# TASK TO CARRY OUT
Transcribe every record that appears below, exactly and in full.

-=-=-=-=-

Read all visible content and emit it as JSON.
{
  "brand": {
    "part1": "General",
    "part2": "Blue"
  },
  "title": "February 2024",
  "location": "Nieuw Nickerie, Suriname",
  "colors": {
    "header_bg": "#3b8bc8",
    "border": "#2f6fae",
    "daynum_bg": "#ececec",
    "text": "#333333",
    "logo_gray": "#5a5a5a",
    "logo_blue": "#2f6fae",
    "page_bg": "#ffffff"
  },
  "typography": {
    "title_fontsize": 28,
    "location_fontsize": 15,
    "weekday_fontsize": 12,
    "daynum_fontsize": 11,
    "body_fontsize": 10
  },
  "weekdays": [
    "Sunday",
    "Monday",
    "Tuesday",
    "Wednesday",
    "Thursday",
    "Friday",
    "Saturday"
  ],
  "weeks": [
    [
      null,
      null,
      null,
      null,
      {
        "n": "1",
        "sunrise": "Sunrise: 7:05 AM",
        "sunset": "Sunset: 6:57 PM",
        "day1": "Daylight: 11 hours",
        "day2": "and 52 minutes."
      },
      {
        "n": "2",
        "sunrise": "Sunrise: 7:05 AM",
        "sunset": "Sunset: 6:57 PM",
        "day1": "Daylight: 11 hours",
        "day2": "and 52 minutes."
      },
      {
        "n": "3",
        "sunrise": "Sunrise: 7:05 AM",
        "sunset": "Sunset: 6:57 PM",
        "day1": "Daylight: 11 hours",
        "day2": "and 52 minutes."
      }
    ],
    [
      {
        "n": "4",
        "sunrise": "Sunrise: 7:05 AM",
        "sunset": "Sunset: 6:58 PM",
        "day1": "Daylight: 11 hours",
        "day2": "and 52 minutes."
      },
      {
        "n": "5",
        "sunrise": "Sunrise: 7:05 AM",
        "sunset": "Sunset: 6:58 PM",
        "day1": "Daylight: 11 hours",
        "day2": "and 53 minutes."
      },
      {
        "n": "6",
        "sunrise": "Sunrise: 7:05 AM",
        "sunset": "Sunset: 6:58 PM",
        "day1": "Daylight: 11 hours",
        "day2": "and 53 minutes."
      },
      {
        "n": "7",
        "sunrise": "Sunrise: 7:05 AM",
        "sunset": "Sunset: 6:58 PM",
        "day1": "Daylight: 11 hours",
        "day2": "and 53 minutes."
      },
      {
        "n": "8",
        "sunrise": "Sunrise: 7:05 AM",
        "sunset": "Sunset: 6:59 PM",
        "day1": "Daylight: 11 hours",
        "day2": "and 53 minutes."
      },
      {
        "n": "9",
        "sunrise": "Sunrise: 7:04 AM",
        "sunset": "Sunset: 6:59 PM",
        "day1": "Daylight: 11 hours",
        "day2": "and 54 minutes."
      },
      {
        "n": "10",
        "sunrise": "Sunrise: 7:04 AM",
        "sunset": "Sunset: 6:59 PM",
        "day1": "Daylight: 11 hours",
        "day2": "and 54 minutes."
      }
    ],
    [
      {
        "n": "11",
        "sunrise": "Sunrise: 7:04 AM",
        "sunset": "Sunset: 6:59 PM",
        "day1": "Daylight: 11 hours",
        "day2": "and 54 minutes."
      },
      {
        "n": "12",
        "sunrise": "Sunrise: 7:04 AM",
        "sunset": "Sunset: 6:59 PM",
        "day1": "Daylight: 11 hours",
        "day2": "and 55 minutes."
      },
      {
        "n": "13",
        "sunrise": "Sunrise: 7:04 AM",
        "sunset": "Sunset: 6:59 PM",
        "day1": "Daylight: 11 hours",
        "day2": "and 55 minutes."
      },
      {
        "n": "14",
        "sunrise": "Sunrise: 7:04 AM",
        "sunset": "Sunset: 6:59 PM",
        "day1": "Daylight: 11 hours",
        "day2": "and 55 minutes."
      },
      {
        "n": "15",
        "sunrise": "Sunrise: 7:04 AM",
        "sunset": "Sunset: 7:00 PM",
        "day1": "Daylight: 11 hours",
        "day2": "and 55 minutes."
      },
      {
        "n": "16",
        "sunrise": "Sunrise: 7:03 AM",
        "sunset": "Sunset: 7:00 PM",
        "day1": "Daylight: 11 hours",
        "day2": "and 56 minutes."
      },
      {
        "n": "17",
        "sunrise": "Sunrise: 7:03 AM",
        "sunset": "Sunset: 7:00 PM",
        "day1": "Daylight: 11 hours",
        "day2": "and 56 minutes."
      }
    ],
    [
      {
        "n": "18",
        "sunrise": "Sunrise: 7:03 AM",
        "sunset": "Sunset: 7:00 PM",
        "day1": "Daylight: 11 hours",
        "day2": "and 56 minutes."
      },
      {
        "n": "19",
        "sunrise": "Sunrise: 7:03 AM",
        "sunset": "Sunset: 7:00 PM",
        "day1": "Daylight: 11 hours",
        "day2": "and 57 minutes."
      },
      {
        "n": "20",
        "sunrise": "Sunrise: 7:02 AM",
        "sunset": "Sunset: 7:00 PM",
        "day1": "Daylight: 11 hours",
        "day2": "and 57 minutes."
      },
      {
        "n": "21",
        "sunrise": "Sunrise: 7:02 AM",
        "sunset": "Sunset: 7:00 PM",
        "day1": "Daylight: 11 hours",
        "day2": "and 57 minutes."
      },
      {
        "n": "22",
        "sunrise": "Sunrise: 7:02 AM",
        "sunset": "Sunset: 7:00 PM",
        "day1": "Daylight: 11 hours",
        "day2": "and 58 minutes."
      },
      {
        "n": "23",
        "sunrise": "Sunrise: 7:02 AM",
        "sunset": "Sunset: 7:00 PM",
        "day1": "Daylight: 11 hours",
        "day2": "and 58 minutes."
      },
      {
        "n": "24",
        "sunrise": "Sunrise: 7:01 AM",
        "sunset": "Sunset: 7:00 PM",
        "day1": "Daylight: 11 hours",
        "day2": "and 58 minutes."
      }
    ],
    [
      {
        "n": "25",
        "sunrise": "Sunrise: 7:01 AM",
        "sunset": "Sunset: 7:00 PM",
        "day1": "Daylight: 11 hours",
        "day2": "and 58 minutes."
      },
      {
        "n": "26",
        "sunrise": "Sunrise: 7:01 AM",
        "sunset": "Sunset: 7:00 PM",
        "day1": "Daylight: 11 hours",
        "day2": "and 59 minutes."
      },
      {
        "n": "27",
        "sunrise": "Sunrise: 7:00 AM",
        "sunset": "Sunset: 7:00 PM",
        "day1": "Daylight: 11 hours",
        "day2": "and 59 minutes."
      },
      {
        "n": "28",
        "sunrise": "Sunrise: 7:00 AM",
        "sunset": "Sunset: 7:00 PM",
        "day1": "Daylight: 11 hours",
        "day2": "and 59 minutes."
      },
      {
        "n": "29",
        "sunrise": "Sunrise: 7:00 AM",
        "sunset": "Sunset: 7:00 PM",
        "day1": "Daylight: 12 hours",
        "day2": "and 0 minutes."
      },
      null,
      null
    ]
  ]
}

-=-=-=-=-

# TASK RESPONSE
Read all visible content and emit it as JSON.
{
  "brand": {
    "part1": "General",
    "part2": "Blue"
  },
  "title": "February 2024",
  "location": "Nieuw Nickerie, Suriname",
  "colors": {
    "header_bg": "#3b8bc8",
    "border": "#2f6fae",
    "daynum_bg": "#ececec",
    "text": "#333333",
    "logo_gray": "#5a5a5a",
    "logo_blue": "#2f6fae",
    "page_bg": "#ffffff"
  },
  "typography": {
    "title_fontsize": 28,
    "location_fontsize": 15,
    "weekday_fontsize": 12,
    "daynum_fontsize": 11,
    "body_fontsize": 10
  },
  "weekdays": [
    "Sunday",
    "Monday",
    "Tuesday",
    "Wednesday",
    "Thursday",
    "Friday",
    "Saturday"
  ],
  "weeks": [
    [
      null,
      null,
      null,
      null,
      {
        "n": "1",
        "sunrise": "Sunrise: 7:05 AM",
        "sunset": "Sunset: 6:57 PM",
        "day1": "Daylight: 11 hours",
        "day2": "and 52 minutes."
      },
      {
        "n": "2",
        "sunrise": "Sunrise: 7:05 AM",
        "sunset": "Sunset: 6:57 PM",
        "day1": "Daylight: 11 hours",
        "day2": "and 52 minutes."
      },
      {
        "n": "3",
        "sunrise": "Sunrise: 7:05 AM",
        "sunset": "Sunset: 6:57 PM",
        "day1": "Daylight: 11 hours",
        "day2": "and 52 minutes."
      }
    ],
    [
      {
        "n": "4",
        "sunrise": "Sunrise: 7:05 AM",
        "sunset": "Sunset: 6:58 PM",
        "day1": "Daylight: 11 hours",
        "day2": "and 52 minutes."
      },
      {
        "n": "5",
        "sunrise": "Sunrise: 7:05 AM",
        "sunset": "Sunset: 6:58 PM",
        "day1": "Daylight: 11 hours",
        "day2": "and 53 minutes."
      },
      {
        "n": "6",
        "sunrise": "Sunrise: 7:05 AM",
        "sunset": "Sunset: 6:58 PM",
        "day1": "Daylight: 11 hours",
        "day2": "and 53 minutes."
      },
      {
        "n": "7",
        "sunrise": "Sunrise: 7:05 AM",
        "sunset": "Sunset: 6:58 PM",
        "day1": "Daylight: 11 hours",
        "day2": "and 53 minutes."
      },
      {
        "n": "8",
        "sunrise": "Sunrise: 7:05 AM",
        "sunset": "Sunset: 6:59 PM",
        "day1": "Daylight: 11 hours",
        "day2": "and 53 minutes."
      },
      {
        "n": "9",
        "sunrise": "Sunrise: 7:04 AM",
        "sunset": "Sunset: 6:59 PM",
        "day1": "Daylight: 11 hours",
        "day2": "and 54 minutes."
      },
      {
        "n": "10",
        "sunrise": "Sunrise: 7:04 AM",
        "sunset": "Sunset: 6:59 PM",
        "day1": "Daylight: 11 hours",
        "day2": "and 54 minutes."
      }
    ],
    [
      {
        "n": "11",
        "sunrise": "Sunrise: 7:04 AM",
        "sunset": "Sunset: 6:59 PM",
        "day1": "Daylight: 11 hours",
        "day2": "and 54 minutes."
      },
      {
        "n": "12",
        "sunrise": "Sunrise: 7:04 AM",
        "sunset": "Sunset: 6:59 PM",
        "day1": "Daylight: 11 hours",
        "day2": "and 55 minutes."
      },
      {
        "n": "13",
        "sunrise": "Sunrise: 7:04 AM",
        "sunset": "Sunset: 6:59 PM",
        "day1": "Daylight: 11 hours",
        "day2": "and 55 minutes."
      },
      {
        "n": "14",
        "sunrise": "Sunrise: 7:04 AM",
        "sunset": "Sunset: 6:59 PM",
        "day1": "Daylight: 11 hours",
        "day2": "and 55 minutes."
      },
      {
        "n": "15",
        "sunrise": "Sunrise: 7:04 AM",
        "sunset": "Sunset: 7:00 PM",
        "day1": "Daylight: 11 hours",
        "day2": "and 55 minutes."
      },
      {
        "n": "16",
        "sunrise": "Sunrise: 7:03 AM",
        "sunset": "Sunset: 7:00 PM",
        "day1": "Daylight: 11 hours",
        "day2": "and 56 minutes."
      },
      {
        "n": "17",
        "sunrise": "Sunrise: 7:03 AM",
        "sunset": "Sunset: 7:00 PM",
        "day1": "Daylight: 11 hours",
        "day2": "and 56 minutes."
      }
    ],
    [
      {
        "n": "18",
        "sunrise": "Sunrise: 7:03 AM",
        "sunset": "Sunset: 7:00 PM",
        "day1": "Daylight: 11 hours",
        "day2": "and 56 minutes."
      },
      {
        "n": "19",
        "sunrise": "Sunrise: 7:03 AM",
        "sunset": "Sunset: 7:00 PM",
        "day1": "Daylight: 11 hours",
        "day2": "and 57 minutes."
      },
      {
        "n": "20",
        "sunrise": "Sunrise: 7:02 AM",
        "sunset": "Sunset: 7:00 PM",
        "day1": "Daylight: 11 hours",
        "day2": "and 57 minutes."
      },
      {
        "n": "21",
        "sunrise": "Sunrise: 7:02 AM",
        "sunset": "Sunset: 7:00 PM",
        "day1": "Daylight: 11 hours",
        "day2": "and 57 minutes."
      },
      {
        "n": "22",
        "sunrise": "Sunrise: 7:02 AM",
        "sunset": "Sunset: 7:00 PM",
        "day1": "Daylight: 11 hours",
        "day2": "and 58 minutes."
      },
      {
        "n": "23",
        "sunrise": "Sunrise: 7:02 AM",
        "sunset": "Sunset: 7:00 PM",
        "day1": "Daylight: 11 hours",
        "day2": "and 58 minutes."
      },
      {
        "n": "24",
        "sunrise": "Sunrise: 7:01 AM",
        "sunset": "Sunset: 7:00 PM",
        "day1": "Daylight: 11 hours",
        "day2": "and 58 minutes."
      }
    ],
    [
      {
        "n": "25",
        "sunrise": "Sunrise: 7:01 AM",
        "sunset": "Sunset: 7:00 PM",
        "day1": "Daylight: 11 hours",
        "day2": "and 58 minutes."
      },
      {
        "n": "26",
        "sunrise": "Sunrise: 7:01 AM",
        "sunset": "Sunset: 7:00 PM",
        "day1": "Daylight: 11 hours",
        "day2": "and 59 minutes."
      },
      {
        "n": "27",
        "sunrise": "Sunrise: 7:00 AM",
        "sunset": "Sunset: 7:00 PM",
        "day1": "Daylight: 11 hours",
        "day2": "and 59 minutes."
      },
      {
        "n": "28",
        "sunrise": "Sunrise: 7:00 AM",
        "sunset": "Sunset: 7:00 PM",
        "day1": "Daylight: 11 hours",
        "day2": "and 59 minutes."
      },
      {
        "n": "29",
        "sunrise": "Sunrise: 7:00 AM",
        "sunset": "Sunset: 7:00 PM",
        "day1": "Daylight: 12 hours",
        "day2": "and 0 minutes."
      },
      null,
      null
    ]
  ]
}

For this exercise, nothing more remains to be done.